Instructions to follow |
Reproduce every entry that follows word for word, but omit the images.

Input |
=-=-=-=-=
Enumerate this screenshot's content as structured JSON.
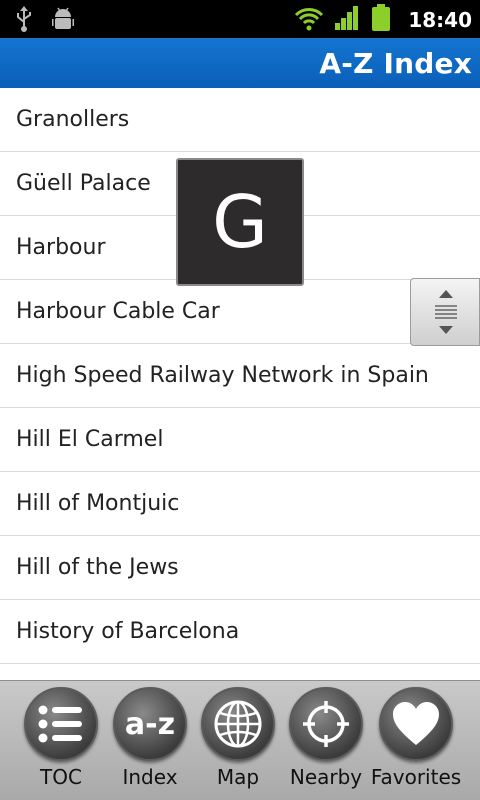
{
  "status_bar": {
    "time": "18:40",
    "icons": [
      "usb-icon",
      "android-debug-icon",
      "wifi-icon",
      "signal-icon",
      "battery-icon"
    ]
  },
  "title_bar": {
    "title": "A-Z Index"
  },
  "list": {
    "items": [
      "Granollers",
      "Güell Palace",
      "Harbour",
      "Harbour Cable Car",
      "High Speed Railway Network in Spain",
      "Hill El Carmel",
      "Hill of Montjuic",
      "Hill of the Jews",
      "History of Barcelona"
    ]
  },
  "fast_scroll": {
    "current_letter": "G"
  },
  "toolbar": {
    "items": [
      {
        "label": "TOC",
        "icon": "list-icon"
      },
      {
        "label": "Index",
        "icon": "a-z-icon",
        "icon_text": "a-z"
      },
      {
        "label": "Map",
        "icon": "globe-icon"
      },
      {
        "label": "Nearby",
        "icon": "crosshair-icon"
      },
      {
        "label": "Favorites",
        "icon": "heart-icon"
      }
    ]
  },
  "colors": {
    "title_bar": "#0a5fb8",
    "status_bar": "#000000",
    "toolbar": "#b8b8b8",
    "signal_green": "#8ccf2a"
  }
}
=-=-=-=-=
Response |
Enumerate this screenshot's content as structured JSON.
{
  "status_bar": {
    "time": "18:40",
    "icons": [
      "usb-icon",
      "android-debug-icon",
      "wifi-icon",
      "signal-icon",
      "battery-icon"
    ]
  },
  "title_bar": {
    "title": "A-Z Index"
  },
  "list": {
    "items": [
      "Granollers",
      "Güell Palace",
      "Harbour",
      "Harbour Cable Car",
      "High Speed Railway Network in Spain",
      "Hill El Carmel",
      "Hill of Montjuic",
      "Hill of the Jews",
      "History of Barcelona"
    ]
  },
  "fast_scroll": {
    "current_letter": "G"
  },
  "toolbar": {
    "items": [
      {
        "label": "TOC",
        "icon": "list-icon"
      },
      {
        "label": "Index",
        "icon": "a-z-icon",
        "icon_text": "a-z"
      },
      {
        "label": "Map",
        "icon": "globe-icon"
      },
      {
        "label": "Nearby",
        "icon": "crosshair-icon"
      },
      {
        "label": "Favorites",
        "icon": "heart-icon"
      }
    ]
  },
  "colors": {
    "title_bar": "#0a5fb8",
    "status_bar": "#000000",
    "toolbar": "#b8b8b8",
    "signal_green": "#8ccf2a"
  }
}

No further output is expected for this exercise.